(Figure record extracts)
* START *
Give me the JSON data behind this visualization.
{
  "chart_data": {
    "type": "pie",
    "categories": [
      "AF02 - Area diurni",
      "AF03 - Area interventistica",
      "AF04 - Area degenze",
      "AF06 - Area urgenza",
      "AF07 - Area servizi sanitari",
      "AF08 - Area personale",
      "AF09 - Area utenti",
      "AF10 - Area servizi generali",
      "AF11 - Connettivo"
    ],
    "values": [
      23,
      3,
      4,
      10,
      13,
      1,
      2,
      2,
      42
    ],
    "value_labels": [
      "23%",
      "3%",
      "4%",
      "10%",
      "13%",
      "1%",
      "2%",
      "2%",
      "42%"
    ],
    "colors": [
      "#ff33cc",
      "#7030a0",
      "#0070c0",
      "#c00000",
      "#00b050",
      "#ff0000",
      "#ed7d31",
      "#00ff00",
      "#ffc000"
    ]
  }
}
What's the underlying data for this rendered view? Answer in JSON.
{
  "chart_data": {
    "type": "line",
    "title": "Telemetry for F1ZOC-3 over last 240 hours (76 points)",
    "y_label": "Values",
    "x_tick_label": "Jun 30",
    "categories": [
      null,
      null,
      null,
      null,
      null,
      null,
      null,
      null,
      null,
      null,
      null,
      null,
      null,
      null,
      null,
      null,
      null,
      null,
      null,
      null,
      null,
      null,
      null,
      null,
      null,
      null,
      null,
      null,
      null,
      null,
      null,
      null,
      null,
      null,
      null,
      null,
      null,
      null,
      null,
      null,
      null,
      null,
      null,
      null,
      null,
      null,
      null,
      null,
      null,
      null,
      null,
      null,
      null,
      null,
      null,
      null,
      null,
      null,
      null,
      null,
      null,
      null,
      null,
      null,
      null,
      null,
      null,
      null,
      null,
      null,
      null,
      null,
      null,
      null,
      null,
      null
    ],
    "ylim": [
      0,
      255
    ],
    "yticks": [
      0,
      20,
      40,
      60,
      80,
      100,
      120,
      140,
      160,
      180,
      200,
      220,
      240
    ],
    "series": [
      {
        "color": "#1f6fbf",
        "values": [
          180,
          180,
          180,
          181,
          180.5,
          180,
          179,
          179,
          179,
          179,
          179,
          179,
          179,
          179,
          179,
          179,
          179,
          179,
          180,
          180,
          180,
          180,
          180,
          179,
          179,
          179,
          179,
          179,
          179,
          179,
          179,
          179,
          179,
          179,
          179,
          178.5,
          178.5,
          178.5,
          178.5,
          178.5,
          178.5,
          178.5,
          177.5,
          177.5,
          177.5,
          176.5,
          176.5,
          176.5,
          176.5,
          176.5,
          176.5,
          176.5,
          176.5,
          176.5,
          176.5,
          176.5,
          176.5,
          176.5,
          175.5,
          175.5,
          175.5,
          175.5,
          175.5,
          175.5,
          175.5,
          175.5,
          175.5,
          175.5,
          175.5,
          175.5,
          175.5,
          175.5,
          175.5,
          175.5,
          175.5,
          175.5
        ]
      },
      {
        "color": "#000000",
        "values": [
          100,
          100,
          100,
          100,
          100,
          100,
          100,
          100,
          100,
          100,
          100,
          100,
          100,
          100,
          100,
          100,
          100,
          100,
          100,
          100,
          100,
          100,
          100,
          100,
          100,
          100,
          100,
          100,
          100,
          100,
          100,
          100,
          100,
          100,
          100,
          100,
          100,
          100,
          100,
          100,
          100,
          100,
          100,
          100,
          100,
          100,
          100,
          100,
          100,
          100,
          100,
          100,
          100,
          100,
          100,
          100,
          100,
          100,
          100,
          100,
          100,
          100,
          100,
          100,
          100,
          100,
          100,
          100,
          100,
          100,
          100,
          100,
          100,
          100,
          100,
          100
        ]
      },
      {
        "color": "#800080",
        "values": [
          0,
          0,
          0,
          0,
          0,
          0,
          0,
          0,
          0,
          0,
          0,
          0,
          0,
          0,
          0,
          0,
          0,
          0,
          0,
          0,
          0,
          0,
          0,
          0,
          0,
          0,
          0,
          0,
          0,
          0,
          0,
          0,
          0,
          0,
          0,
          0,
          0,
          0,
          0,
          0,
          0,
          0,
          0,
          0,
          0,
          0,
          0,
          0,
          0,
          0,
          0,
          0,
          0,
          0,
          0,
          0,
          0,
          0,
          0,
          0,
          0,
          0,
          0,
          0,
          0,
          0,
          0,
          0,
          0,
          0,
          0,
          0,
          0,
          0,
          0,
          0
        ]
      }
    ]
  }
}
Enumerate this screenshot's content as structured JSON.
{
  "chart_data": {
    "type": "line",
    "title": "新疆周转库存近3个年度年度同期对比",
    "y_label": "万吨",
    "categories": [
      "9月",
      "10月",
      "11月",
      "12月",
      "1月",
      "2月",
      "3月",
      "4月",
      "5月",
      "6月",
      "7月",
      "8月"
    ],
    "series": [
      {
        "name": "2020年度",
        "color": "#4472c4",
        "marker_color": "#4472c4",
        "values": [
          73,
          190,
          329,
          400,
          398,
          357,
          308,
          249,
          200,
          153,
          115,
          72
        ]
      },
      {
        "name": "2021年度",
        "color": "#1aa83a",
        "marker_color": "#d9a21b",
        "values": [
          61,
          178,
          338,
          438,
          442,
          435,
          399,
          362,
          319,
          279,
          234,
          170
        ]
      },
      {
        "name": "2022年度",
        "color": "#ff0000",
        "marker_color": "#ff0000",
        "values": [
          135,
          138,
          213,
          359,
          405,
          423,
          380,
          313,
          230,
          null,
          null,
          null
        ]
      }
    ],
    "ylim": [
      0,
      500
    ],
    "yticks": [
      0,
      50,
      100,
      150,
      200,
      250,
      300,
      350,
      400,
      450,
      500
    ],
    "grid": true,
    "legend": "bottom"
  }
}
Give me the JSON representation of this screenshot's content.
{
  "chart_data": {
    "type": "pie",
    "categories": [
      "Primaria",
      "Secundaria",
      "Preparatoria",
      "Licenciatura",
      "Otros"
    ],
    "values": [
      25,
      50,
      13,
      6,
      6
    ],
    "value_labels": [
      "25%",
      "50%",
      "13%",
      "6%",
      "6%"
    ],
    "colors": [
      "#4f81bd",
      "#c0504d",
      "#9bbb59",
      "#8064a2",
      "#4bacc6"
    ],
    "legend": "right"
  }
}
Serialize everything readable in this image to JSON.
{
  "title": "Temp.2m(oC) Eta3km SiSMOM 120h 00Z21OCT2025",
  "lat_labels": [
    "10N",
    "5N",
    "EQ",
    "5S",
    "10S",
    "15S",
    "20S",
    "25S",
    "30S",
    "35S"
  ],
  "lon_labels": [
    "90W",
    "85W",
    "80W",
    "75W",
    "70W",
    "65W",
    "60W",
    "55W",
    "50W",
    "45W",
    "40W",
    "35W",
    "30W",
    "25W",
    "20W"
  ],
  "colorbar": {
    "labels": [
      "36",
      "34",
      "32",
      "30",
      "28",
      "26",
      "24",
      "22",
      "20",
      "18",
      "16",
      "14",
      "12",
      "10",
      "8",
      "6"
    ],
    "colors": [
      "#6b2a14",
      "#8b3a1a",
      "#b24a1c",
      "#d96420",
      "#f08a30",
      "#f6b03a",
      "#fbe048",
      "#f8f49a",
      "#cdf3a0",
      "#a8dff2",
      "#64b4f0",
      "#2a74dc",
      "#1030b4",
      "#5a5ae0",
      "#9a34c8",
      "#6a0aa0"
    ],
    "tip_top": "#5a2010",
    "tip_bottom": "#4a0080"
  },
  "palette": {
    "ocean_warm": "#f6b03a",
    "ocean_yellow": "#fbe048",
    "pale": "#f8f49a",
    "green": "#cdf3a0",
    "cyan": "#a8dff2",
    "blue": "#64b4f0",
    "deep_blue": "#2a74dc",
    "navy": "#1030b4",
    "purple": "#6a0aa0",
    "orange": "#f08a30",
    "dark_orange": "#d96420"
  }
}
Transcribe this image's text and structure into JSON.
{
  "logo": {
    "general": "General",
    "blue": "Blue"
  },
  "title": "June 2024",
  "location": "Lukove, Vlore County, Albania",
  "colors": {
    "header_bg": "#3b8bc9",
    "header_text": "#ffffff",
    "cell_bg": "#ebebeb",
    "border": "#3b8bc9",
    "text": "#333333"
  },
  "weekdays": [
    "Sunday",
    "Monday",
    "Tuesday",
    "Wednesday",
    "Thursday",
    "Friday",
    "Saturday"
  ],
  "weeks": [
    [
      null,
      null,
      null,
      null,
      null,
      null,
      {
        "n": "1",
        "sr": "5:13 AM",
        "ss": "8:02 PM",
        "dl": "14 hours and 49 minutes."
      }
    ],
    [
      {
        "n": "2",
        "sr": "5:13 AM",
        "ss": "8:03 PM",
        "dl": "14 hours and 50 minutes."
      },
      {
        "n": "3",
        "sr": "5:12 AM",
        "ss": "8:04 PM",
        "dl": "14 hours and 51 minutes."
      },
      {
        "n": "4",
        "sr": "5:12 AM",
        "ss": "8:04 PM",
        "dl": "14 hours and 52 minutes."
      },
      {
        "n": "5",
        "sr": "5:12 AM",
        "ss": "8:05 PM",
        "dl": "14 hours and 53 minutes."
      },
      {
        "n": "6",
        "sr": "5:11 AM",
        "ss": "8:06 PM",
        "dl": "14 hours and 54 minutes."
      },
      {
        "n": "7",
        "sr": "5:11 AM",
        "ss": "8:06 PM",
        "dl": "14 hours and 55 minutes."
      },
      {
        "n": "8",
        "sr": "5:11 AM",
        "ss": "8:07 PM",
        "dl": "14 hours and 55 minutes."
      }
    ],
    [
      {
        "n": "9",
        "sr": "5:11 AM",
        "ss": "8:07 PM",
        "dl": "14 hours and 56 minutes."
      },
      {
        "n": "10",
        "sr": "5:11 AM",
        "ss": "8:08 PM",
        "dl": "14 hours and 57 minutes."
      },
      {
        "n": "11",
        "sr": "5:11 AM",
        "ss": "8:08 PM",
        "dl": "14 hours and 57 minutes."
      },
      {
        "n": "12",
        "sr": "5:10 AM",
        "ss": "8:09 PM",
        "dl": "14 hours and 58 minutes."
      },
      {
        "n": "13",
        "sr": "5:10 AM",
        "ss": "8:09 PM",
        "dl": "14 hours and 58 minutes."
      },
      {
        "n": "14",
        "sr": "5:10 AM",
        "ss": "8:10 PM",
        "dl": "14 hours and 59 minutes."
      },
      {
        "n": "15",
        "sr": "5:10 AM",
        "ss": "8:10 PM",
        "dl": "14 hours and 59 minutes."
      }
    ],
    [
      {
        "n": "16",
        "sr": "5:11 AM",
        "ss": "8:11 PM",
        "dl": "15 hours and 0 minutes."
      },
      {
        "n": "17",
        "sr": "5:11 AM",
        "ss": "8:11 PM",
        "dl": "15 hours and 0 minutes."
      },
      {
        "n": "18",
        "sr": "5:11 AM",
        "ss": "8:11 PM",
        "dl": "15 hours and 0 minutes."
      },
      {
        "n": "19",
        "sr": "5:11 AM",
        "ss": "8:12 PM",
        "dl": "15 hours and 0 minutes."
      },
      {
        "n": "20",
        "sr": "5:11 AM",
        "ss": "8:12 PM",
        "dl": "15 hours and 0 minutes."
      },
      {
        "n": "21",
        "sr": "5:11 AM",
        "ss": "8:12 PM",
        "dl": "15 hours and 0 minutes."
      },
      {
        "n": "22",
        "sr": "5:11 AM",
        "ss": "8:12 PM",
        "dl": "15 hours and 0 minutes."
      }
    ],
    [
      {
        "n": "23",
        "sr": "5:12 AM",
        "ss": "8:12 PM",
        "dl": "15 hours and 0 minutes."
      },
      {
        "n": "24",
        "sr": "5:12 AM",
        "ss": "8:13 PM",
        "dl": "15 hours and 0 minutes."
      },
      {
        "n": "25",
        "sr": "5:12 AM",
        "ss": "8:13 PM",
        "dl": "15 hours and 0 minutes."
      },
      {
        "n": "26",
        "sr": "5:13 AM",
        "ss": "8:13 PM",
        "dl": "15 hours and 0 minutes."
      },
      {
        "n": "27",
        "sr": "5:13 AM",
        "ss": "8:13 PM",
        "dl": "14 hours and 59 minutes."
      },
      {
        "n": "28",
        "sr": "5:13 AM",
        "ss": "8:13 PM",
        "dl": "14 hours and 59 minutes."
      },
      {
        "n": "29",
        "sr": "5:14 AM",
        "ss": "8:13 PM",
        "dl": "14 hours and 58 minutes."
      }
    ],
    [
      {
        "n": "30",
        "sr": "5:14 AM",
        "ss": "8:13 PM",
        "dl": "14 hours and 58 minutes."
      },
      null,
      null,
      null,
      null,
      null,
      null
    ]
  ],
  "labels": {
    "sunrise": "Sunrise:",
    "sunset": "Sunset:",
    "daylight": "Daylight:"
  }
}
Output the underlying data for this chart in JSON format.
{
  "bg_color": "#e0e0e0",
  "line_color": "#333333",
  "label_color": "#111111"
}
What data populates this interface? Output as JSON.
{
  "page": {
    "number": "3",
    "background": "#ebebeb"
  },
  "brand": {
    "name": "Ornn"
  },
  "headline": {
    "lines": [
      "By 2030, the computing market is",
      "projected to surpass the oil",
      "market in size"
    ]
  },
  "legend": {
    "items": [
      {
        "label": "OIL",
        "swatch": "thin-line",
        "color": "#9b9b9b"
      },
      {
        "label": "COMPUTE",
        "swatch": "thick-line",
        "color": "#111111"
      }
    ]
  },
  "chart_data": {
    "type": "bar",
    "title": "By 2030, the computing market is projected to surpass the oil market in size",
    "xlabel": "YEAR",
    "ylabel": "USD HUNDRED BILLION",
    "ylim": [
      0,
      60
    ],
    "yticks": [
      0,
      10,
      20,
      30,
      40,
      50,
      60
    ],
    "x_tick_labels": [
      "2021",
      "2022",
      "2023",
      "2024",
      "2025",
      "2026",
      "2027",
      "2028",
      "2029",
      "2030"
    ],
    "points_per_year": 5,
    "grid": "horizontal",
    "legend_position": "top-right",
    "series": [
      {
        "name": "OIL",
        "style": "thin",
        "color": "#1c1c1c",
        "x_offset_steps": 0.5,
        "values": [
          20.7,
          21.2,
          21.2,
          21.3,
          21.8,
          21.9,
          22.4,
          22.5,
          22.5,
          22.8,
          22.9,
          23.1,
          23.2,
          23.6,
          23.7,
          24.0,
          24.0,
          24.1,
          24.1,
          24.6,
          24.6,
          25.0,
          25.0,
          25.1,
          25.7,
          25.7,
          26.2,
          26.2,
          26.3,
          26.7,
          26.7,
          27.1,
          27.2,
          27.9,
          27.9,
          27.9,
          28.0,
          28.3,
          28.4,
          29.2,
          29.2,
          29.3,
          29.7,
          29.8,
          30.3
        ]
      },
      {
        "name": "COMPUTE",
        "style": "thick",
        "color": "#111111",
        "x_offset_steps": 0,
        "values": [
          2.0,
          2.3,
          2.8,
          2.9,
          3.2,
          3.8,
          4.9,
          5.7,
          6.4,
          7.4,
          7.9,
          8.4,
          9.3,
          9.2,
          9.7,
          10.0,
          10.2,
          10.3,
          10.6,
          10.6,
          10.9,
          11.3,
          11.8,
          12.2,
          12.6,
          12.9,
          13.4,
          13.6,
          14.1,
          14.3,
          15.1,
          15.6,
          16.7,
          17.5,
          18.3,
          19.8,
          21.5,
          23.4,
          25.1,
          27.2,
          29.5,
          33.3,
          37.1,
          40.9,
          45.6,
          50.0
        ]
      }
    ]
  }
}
* END *
Problem statement
From the records above, pull out each line that has "image".

Result for this exercise
Serialize everything readable in this image to JSON.
Transcribe this image's text and structure into JSON.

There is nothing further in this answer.